** BEGIN **
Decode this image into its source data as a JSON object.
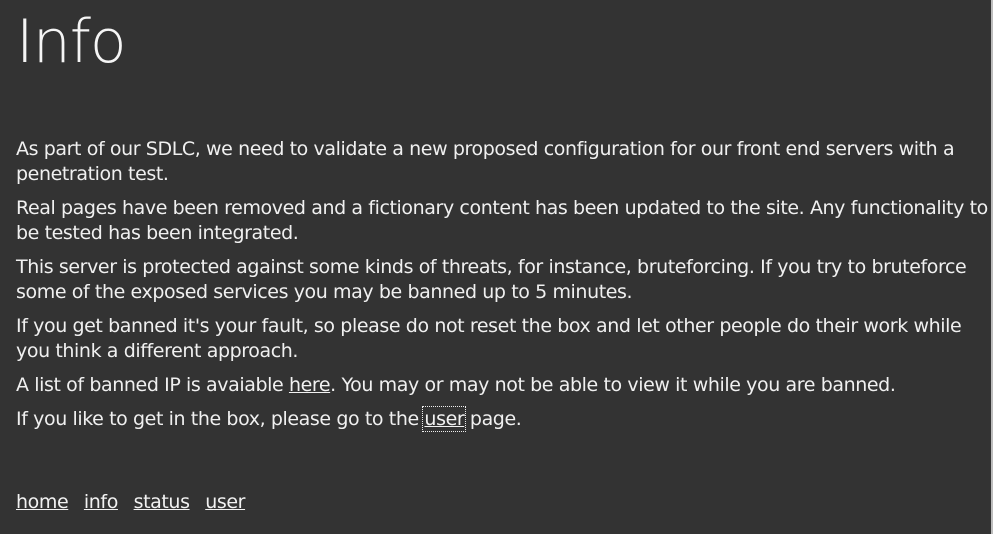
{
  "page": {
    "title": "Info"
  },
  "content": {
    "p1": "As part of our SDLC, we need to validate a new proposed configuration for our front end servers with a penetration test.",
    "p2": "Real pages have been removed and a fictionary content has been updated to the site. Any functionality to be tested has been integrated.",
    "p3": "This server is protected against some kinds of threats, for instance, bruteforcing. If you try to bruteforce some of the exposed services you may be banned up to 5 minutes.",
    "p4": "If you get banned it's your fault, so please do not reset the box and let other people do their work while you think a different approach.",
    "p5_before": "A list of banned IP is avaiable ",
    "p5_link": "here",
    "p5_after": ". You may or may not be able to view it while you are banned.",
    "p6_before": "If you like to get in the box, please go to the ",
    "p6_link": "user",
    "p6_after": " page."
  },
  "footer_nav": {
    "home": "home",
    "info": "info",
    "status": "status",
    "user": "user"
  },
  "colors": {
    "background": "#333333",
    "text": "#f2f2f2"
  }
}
** END **
=== What needs to be done ===
Copy the records above exactly, omitting every picture.

=== Task solution ===
Decode this image into its source data as a JSON object.
{
  "page": {
    "title": "Info"
  },
  "content": {
    "p1": "As part of our SDLC, we need to validate a new proposed configuration for our front end servers with a penetration test.",
    "p2": "Real pages have been removed and a fictionary content has been updated to the site. Any functionality to be tested has been integrated.",
    "p3": "This server is protected against some kinds of threats, for instance, bruteforcing. If you try to bruteforce some of the exposed services you may be banned up to 5 minutes.",
    "p4": "If you get banned it's your fault, so please do not reset the box and let other people do their work while you think a different approach.",
    "p5_before": "A list of banned IP is avaiable ",
    "p5_link": "here",
    "p5_after": ". You may or may not be able to view it while you are banned.",
    "p6_before": "If you like to get in the box, please go to the ",
    "p6_link": "user",
    "p6_after": " page."
  },
  "footer_nav": {
    "home": "home",
    "info": "info",
    "status": "status",
    "user": "user"
  },
  "colors": {
    "background": "#333333",
    "text": "#f2f2f2"
  }
}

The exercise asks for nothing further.